§ Directions: Which lines below hold the word "cloud"? Copy all of them.

━━ Dataset

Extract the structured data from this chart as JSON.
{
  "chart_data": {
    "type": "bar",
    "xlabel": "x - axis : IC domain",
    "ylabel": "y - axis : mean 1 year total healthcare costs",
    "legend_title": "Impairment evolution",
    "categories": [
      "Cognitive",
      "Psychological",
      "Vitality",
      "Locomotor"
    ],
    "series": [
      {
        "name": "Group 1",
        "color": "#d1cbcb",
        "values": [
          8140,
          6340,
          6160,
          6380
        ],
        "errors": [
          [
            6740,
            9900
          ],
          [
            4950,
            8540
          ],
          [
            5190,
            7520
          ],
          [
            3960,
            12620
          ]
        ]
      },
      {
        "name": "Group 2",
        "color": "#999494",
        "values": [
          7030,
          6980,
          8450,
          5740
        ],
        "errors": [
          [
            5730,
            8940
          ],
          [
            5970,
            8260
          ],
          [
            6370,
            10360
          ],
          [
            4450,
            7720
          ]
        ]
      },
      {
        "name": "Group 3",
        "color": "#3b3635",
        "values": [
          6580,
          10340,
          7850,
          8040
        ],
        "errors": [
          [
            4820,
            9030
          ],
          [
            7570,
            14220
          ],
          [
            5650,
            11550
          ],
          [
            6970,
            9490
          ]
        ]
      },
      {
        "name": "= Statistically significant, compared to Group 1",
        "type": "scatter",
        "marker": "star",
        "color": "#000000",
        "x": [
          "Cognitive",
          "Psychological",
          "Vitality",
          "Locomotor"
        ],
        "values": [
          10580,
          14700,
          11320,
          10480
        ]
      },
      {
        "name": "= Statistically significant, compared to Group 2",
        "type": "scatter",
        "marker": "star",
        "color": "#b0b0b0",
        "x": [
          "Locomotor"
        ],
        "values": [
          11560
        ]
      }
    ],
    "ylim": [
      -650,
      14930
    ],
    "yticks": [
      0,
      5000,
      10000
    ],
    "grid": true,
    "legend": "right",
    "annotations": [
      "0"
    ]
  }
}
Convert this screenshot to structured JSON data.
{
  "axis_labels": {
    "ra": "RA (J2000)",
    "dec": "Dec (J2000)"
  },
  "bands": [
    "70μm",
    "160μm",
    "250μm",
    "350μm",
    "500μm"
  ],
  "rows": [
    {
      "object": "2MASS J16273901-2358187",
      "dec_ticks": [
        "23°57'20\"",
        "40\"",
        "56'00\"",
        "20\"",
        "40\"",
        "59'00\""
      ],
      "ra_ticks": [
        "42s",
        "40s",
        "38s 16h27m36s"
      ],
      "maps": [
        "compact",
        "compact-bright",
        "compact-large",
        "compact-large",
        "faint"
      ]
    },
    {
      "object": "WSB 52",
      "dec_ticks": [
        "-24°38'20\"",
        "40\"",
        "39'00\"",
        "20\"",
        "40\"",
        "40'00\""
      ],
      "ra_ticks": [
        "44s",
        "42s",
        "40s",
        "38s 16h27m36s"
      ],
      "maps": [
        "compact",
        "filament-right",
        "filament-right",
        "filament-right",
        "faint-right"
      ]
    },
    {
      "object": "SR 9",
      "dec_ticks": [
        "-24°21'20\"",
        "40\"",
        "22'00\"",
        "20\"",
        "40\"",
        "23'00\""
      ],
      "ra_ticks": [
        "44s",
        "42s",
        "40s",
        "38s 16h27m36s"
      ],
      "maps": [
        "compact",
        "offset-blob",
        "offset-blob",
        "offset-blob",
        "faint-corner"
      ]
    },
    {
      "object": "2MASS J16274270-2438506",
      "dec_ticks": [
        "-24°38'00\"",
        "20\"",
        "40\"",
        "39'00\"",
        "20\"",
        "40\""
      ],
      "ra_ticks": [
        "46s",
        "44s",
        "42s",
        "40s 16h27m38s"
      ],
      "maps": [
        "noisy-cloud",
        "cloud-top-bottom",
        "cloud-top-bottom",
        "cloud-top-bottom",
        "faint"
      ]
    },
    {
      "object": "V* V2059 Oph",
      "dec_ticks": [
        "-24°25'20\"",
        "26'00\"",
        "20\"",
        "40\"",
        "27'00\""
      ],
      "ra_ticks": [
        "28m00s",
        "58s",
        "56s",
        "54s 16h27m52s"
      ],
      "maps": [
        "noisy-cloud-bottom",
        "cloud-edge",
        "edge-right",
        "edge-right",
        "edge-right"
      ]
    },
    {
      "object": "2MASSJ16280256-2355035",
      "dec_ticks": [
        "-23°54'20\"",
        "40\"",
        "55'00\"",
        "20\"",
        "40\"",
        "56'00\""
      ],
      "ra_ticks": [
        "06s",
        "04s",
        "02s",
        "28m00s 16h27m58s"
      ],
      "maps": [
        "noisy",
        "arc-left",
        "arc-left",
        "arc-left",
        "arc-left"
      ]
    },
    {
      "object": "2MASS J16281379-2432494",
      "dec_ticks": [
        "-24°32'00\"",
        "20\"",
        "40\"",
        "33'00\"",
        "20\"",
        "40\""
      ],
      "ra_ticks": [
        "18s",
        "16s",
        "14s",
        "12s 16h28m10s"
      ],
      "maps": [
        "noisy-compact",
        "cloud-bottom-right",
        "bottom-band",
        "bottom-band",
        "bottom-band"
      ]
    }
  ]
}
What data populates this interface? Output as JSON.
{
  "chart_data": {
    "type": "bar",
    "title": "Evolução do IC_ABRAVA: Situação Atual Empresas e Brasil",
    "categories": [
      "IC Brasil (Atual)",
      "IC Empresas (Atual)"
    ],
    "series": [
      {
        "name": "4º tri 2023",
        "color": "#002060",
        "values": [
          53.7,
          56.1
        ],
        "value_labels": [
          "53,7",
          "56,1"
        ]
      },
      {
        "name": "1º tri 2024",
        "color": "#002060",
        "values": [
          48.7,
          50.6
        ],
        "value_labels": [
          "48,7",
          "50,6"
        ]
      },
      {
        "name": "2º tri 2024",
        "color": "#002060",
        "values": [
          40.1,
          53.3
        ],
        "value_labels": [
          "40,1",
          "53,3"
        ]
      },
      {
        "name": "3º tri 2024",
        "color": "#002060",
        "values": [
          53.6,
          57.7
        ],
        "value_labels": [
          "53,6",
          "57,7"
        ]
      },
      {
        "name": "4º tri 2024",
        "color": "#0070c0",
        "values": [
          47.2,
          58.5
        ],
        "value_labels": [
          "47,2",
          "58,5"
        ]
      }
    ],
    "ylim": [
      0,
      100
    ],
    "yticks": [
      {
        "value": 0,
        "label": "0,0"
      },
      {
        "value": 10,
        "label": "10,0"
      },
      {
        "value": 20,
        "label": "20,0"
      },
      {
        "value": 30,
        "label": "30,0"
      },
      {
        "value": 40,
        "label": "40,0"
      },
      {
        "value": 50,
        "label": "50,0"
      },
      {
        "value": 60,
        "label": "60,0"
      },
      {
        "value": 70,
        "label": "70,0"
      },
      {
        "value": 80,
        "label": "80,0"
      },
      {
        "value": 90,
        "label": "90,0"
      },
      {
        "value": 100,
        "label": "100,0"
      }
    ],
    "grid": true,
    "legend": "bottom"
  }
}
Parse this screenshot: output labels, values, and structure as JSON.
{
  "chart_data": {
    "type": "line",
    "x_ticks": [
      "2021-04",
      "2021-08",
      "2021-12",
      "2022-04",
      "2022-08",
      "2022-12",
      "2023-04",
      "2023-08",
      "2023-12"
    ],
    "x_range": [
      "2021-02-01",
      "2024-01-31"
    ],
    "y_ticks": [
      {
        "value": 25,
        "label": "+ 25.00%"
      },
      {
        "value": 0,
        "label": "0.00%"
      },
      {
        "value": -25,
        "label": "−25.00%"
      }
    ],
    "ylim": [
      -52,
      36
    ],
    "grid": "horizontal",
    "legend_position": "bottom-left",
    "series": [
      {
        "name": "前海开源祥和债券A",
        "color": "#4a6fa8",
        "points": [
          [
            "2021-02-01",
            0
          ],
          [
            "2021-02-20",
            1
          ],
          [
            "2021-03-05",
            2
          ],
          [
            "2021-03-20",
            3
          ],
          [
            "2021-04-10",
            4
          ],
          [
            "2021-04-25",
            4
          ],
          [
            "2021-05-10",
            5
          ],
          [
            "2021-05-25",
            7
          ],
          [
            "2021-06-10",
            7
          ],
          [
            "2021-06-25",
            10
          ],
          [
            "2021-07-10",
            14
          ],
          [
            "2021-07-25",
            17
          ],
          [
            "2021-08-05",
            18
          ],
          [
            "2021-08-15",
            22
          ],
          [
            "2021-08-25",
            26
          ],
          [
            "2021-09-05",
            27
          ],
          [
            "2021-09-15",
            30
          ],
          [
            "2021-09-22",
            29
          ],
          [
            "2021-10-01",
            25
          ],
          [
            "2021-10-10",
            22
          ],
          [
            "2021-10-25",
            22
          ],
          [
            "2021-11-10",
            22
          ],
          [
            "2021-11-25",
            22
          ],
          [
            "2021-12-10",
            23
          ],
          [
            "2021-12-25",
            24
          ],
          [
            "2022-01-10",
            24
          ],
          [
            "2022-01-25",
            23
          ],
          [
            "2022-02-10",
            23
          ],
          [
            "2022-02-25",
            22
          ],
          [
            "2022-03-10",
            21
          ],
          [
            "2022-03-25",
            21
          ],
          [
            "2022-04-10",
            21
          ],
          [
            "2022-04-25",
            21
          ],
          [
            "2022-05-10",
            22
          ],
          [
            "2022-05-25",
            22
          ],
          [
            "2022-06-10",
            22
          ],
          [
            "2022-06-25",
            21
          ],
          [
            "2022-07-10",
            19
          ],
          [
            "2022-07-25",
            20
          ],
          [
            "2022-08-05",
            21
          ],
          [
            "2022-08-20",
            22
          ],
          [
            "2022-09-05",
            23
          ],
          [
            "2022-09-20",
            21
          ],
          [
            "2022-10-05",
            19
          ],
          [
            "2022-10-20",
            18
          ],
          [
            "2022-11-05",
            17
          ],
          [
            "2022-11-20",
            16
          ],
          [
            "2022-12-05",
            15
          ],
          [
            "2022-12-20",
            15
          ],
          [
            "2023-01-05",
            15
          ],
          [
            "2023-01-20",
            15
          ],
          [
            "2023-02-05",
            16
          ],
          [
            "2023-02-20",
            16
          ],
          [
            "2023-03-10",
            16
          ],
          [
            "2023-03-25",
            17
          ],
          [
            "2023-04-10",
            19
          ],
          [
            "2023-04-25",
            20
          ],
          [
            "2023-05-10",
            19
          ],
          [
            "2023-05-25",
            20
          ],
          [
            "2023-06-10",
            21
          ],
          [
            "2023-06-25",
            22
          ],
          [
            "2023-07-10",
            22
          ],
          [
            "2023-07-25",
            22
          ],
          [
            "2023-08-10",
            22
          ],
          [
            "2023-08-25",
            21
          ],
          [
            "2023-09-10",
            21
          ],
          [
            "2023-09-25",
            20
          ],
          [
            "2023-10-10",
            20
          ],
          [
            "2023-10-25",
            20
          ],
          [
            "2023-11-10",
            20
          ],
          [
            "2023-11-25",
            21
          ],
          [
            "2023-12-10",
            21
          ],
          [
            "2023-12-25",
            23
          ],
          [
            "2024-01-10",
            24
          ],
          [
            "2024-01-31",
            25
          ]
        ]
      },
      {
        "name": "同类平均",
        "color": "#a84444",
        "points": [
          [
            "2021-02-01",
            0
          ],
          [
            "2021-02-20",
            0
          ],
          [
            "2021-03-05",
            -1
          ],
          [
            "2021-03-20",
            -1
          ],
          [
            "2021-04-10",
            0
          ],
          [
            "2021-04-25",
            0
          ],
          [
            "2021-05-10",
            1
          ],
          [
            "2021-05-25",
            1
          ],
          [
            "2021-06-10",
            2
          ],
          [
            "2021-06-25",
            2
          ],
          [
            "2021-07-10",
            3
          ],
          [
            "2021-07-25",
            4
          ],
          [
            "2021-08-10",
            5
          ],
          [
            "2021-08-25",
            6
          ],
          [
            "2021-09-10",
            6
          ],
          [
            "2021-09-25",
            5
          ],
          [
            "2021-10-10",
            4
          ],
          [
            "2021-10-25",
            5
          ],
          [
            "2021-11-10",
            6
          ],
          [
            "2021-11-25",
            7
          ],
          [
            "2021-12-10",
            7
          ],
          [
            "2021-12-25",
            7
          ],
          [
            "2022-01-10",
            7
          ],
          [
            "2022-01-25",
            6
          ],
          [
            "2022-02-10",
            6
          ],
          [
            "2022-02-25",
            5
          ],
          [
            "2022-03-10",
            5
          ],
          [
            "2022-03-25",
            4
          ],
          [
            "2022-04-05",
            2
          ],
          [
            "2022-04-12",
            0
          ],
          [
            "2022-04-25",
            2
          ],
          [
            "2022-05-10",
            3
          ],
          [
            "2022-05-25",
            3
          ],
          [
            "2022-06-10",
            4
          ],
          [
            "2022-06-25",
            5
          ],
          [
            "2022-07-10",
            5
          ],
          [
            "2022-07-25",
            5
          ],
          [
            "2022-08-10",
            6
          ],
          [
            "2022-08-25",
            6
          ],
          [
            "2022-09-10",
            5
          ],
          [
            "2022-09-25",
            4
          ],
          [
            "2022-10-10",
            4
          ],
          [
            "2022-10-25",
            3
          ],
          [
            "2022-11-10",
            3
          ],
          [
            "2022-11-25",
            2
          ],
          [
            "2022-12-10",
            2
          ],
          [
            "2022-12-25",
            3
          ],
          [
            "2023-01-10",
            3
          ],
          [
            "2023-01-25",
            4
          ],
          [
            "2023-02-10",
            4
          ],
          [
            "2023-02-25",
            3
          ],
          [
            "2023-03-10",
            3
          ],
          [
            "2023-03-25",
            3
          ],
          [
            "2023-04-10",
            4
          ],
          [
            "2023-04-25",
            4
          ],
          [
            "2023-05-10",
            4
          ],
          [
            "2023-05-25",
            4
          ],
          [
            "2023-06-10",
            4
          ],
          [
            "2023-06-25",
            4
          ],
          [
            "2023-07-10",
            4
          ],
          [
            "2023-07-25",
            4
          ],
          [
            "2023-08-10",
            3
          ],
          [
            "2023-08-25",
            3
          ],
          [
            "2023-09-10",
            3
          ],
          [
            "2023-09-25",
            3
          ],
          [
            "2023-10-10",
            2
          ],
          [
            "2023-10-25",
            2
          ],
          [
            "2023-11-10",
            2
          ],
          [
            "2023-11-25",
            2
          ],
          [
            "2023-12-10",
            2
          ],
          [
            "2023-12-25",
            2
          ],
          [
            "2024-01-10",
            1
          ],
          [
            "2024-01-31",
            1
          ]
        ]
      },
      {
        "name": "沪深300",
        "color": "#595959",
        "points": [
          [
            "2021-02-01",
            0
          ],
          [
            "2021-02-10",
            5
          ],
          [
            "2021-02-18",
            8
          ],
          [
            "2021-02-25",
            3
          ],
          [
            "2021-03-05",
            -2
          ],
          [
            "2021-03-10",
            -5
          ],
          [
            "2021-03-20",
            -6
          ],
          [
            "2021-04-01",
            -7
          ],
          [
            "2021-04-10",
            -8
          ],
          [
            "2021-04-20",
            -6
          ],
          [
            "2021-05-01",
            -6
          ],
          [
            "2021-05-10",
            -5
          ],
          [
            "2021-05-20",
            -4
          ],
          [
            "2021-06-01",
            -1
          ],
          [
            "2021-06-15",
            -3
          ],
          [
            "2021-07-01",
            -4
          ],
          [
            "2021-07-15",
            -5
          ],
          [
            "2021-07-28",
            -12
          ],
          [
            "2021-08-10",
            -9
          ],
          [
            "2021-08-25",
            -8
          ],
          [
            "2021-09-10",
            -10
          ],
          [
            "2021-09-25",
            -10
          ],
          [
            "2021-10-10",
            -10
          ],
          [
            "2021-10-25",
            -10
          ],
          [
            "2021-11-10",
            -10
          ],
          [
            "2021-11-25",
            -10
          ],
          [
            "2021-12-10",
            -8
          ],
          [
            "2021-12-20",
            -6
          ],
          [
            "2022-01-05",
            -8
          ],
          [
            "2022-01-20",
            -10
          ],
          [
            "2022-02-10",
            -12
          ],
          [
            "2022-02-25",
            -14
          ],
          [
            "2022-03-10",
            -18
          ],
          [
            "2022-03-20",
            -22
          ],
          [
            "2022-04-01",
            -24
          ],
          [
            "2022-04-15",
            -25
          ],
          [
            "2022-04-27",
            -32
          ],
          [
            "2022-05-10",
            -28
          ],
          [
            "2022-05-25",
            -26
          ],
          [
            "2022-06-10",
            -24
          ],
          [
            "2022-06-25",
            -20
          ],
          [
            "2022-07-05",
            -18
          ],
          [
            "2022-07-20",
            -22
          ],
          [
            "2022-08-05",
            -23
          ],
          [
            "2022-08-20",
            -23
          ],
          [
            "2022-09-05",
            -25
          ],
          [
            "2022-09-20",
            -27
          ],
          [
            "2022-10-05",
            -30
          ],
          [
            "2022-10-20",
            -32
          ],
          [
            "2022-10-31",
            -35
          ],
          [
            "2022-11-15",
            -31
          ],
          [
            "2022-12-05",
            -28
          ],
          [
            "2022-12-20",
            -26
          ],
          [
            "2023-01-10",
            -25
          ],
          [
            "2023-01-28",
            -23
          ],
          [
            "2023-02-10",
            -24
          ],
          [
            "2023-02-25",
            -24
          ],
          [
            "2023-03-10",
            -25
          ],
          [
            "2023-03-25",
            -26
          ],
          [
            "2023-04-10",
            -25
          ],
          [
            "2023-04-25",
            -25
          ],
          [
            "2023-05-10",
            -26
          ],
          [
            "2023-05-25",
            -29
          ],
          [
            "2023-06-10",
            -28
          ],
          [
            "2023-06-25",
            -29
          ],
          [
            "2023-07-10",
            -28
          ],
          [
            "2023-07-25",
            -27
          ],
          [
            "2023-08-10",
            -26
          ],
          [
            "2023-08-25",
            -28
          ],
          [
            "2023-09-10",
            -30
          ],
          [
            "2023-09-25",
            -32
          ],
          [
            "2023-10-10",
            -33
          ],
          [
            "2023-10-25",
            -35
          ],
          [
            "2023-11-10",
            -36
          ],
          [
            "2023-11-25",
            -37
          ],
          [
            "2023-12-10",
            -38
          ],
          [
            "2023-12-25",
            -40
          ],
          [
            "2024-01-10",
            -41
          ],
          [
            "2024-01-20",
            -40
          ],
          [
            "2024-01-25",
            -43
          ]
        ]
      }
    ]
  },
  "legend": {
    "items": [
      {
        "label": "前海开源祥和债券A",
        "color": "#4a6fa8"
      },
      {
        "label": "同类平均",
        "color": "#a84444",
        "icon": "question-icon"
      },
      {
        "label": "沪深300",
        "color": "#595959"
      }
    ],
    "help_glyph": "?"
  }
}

━━━━

§ Exercise response:
        "noisy-cloud",
        "cloud-top-bottom",
        "cloud-top-bottom",
        "cloud-top-bottom",
        "noisy-cloud-bottom",
        "cloud-edge",
        "cloud-bottom-right",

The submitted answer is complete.